Exercise goal: Restate each of the lines below word for word and drop every picture.

Records for this exercise:
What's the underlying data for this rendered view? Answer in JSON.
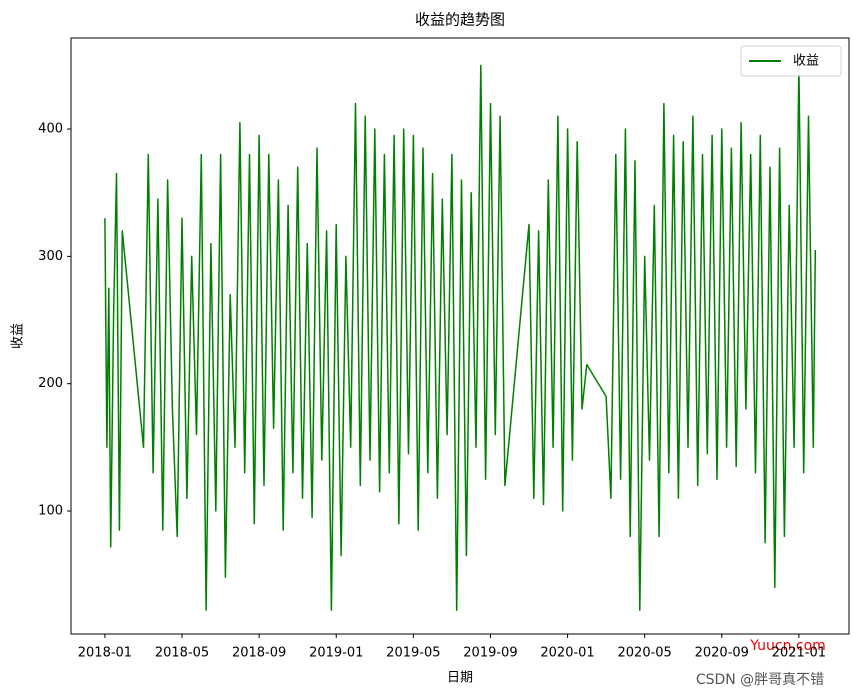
{
  "chart_data": {
    "type": "line",
    "title": "收益的趋势图",
    "x_label": "日期",
    "y_label": "收益",
    "x": [
      0,
      0.1,
      0.2,
      0.3,
      0.45,
      0.6,
      0.75,
      0.9,
      2.0,
      2.25,
      2.5,
      2.75,
      3.0,
      3.25,
      3.5,
      3.75,
      4.0,
      4.25,
      4.5,
      4.75,
      5.0,
      5.25,
      5.5,
      5.75,
      6.0,
      6.25,
      6.5,
      6.75,
      7.0,
      7.25,
      7.5,
      7.75,
      8.0,
      8.25,
      8.5,
      8.75,
      9.0,
      9.25,
      9.5,
      9.75,
      10.0,
      10.25,
      10.5,
      10.75,
      11.0,
      11.25,
      11.5,
      11.75,
      12.0,
      12.25,
      12.5,
      12.75,
      13.0,
      13.25,
      13.5,
      13.75,
      14.0,
      14.25,
      14.5,
      14.75,
      15.0,
      15.25,
      15.5,
      15.75,
      16.0,
      16.25,
      16.5,
      16.75,
      17.0,
      17.25,
      17.5,
      17.75,
      18.0,
      18.25,
      18.5,
      18.75,
      19.0,
      19.25,
      19.5,
      19.75,
      20.0,
      20.25,
      20.5,
      20.75,
      22.0,
      22.25,
      22.5,
      22.75,
      23.0,
      23.25,
      23.5,
      23.75,
      24.0,
      24.25,
      24.5,
      24.75,
      25.0,
      26.0,
      26.25,
      26.5,
      26.75,
      27.0,
      27.25,
      27.5,
      27.75,
      28.0,
      28.25,
      28.5,
      28.75,
      29.0,
      29.25,
      29.5,
      29.75,
      30.0,
      30.25,
      30.5,
      30.75,
      31.0,
      31.25,
      31.5,
      31.75,
      32.0,
      32.25,
      32.5,
      32.75,
      33.0,
      33.25,
      33.5,
      33.75,
      34.0,
      34.25,
      34.5,
      34.75,
      35.0,
      35.25,
      35.5,
      35.75,
      36.0,
      36.25,
      36.5,
      36.75,
      36.85
    ],
    "series": [
      {
        "name": "收益",
        "color": "green",
        "values": [
          330,
          150,
          275,
          72,
          255,
          365,
          85,
          320,
          150,
          380,
          130,
          345,
          85,
          360,
          180,
          80,
          330,
          110,
          300,
          160,
          380,
          22,
          310,
          100,
          380,
          48,
          270,
          150,
          405,
          130,
          380,
          90,
          395,
          120,
          380,
          165,
          360,
          85,
          340,
          130,
          370,
          110,
          310,
          95,
          385,
          140,
          320,
          22,
          325,
          65,
          300,
          150,
          420,
          120,
          410,
          140,
          400,
          115,
          380,
          130,
          395,
          90,
          400,
          145,
          395,
          85,
          385,
          130,
          365,
          110,
          345,
          160,
          380,
          22,
          360,
          65,
          350,
          150,
          450,
          125,
          420,
          160,
          410,
          120,
          325,
          110,
          320,
          105,
          360,
          150,
          410,
          100,
          400,
          140,
          390,
          180,
          215,
          190,
          110,
          380,
          125,
          400,
          80,
          375,
          22,
          300,
          140,
          340,
          80,
          420,
          130,
          395,
          110,
          390,
          150,
          410,
          120,
          380,
          145,
          395,
          125,
          400,
          150,
          385,
          135,
          405,
          180,
          380,
          130,
          395,
          75,
          370,
          40,
          385,
          80,
          340,
          150,
          450,
          130,
          410,
          150,
          305
        ]
      }
    ],
    "xlim": [
      -1.76,
      38.6
    ],
    "ylim": [
      3.4,
      471.5
    ],
    "xticks": [
      {
        "value": 0,
        "label": "2018-01"
      },
      {
        "value": 4,
        "label": "2018-05"
      },
      {
        "value": 8,
        "label": "2018-09"
      },
      {
        "value": 12,
        "label": "2019-01"
      },
      {
        "value": 16,
        "label": "2019-05"
      },
      {
        "value": 20,
        "label": "2019-09"
      },
      {
        "value": 24,
        "label": "2020-01"
      },
      {
        "value": 28,
        "label": "2020-05"
      },
      {
        "value": 32,
        "label": "2020-09"
      },
      {
        "value": 36,
        "label": "2021-01"
      }
    ],
    "yticks": [
      100,
      200,
      300,
      400
    ],
    "legend": "upper right",
    "watermarks": [
      "Yuucn.com",
      "CSDN @胖哥真不错"
    ]
  }
}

Solution for this task:
What's the underlying data for this rendered view? Answer in JSON.
{
  "chart_data": {
    "type": "line",
    "title": "收益的趋势图",
    "x_label": "日期",
    "y_label": "收益",
    "x": [
      0,
      0.1,
      0.2,
      0.3,
      0.45,
      0.6,
      0.75,
      0.9,
      2.0,
      2.25,
      2.5,
      2.75,
      3.0,
      3.25,
      3.5,
      3.75,
      4.0,
      4.25,
      4.5,
      4.75,
      5.0,
      5.25,
      5.5,
      5.75,
      6.0,
      6.25,
      6.5,
      6.75,
      7.0,
      7.25,
      7.5,
      7.75,
      8.0,
      8.25,
      8.5,
      8.75,
      9.0,
      9.25,
      9.5,
      9.75,
      10.0,
      10.25,
      10.5,
      10.75,
      11.0,
      11.25,
      11.5,
      11.75,
      12.0,
      12.25,
      12.5,
      12.75,
      13.0,
      13.25,
      13.5,
      13.75,
      14.0,
      14.25,
      14.5,
      14.75,
      15.0,
      15.25,
      15.5,
      15.75,
      16.0,
      16.25,
      16.5,
      16.75,
      17.0,
      17.25,
      17.5,
      17.75,
      18.0,
      18.25,
      18.5,
      18.75,
      19.0,
      19.25,
      19.5,
      19.75,
      20.0,
      20.25,
      20.5,
      20.75,
      22.0,
      22.25,
      22.5,
      22.75,
      23.0,
      23.25,
      23.5,
      23.75,
      24.0,
      24.25,
      24.5,
      24.75,
      25.0,
      26.0,
      26.25,
      26.5,
      26.75,
      27.0,
      27.25,
      27.5,
      27.75,
      28.0,
      28.25,
      28.5,
      28.75,
      29.0,
      29.25,
      29.5,
      29.75,
      30.0,
      30.25,
      30.5,
      30.75,
      31.0,
      31.25,
      31.5,
      31.75,
      32.0,
      32.25,
      32.5,
      32.75,
      33.0,
      33.25,
      33.5,
      33.75,
      34.0,
      34.25,
      34.5,
      34.75,
      35.0,
      35.25,
      35.5,
      35.75,
      36.0,
      36.25,
      36.5,
      36.75,
      36.85
    ],
    "series": [
      {
        "name": "收益",
        "color": "green",
        "values": [
          330,
          150,
          275,
          72,
          255,
          365,
          85,
          320,
          150,
          380,
          130,
          345,
          85,
          360,
          180,
          80,
          330,
          110,
          300,
          160,
          380,
          22,
          310,
          100,
          380,
          48,
          270,
          150,
          405,
          130,
          380,
          90,
          395,
          120,
          380,
          165,
          360,
          85,
          340,
          130,
          370,
          110,
          310,
          95,
          385,
          140,
          320,
          22,
          325,
          65,
          300,
          150,
          420,
          120,
          410,
          140,
          400,
          115,
          380,
          130,
          395,
          90,
          400,
          145,
          395,
          85,
          385,
          130,
          365,
          110,
          345,
          160,
          380,
          22,
          360,
          65,
          350,
          150,
          450,
          125,
          420,
          160,
          410,
          120,
          325,
          110,
          320,
          105,
          360,
          150,
          410,
          100,
          400,
          140,
          390,
          180,
          215,
          190,
          110,
          380,
          125,
          400,
          80,
          375,
          22,
          300,
          140,
          340,
          80,
          420,
          130,
          395,
          110,
          390,
          150,
          410,
          120,
          380,
          145,
          395,
          125,
          400,
          150,
          385,
          135,
          405,
          180,
          380,
          130,
          395,
          75,
          370,
          40,
          385,
          80,
          340,
          150,
          450,
          130,
          410,
          150,
          305
        ]
      }
    ],
    "xlim": [
      -1.76,
      38.6
    ],
    "ylim": [
      3.4,
      471.5
    ],
    "xticks": [
      {
        "value": 0,
        "label": "2018-01"
      },
      {
        "value": 4,
        "label": "2018-05"
      },
      {
        "value": 8,
        "label": "2018-09"
      },
      {
        "value": 12,
        "label": "2019-01"
      },
      {
        "value": 16,
        "label": "2019-05"
      },
      {
        "value": 20,
        "label": "2019-09"
      },
      {
        "value": 24,
        "label": "2020-01"
      },
      {
        "value": 28,
        "label": "2020-05"
      },
      {
        "value": 32,
        "label": "2020-09"
      },
      {
        "value": 36,
        "label": "2021-01"
      }
    ],
    "yticks": [
      100,
      200,
      300,
      400
    ],
    "legend": "upper right",
    "watermarks": [
      "Yuucn.com",
      "CSDN @胖哥真不错"
    ]
  }
}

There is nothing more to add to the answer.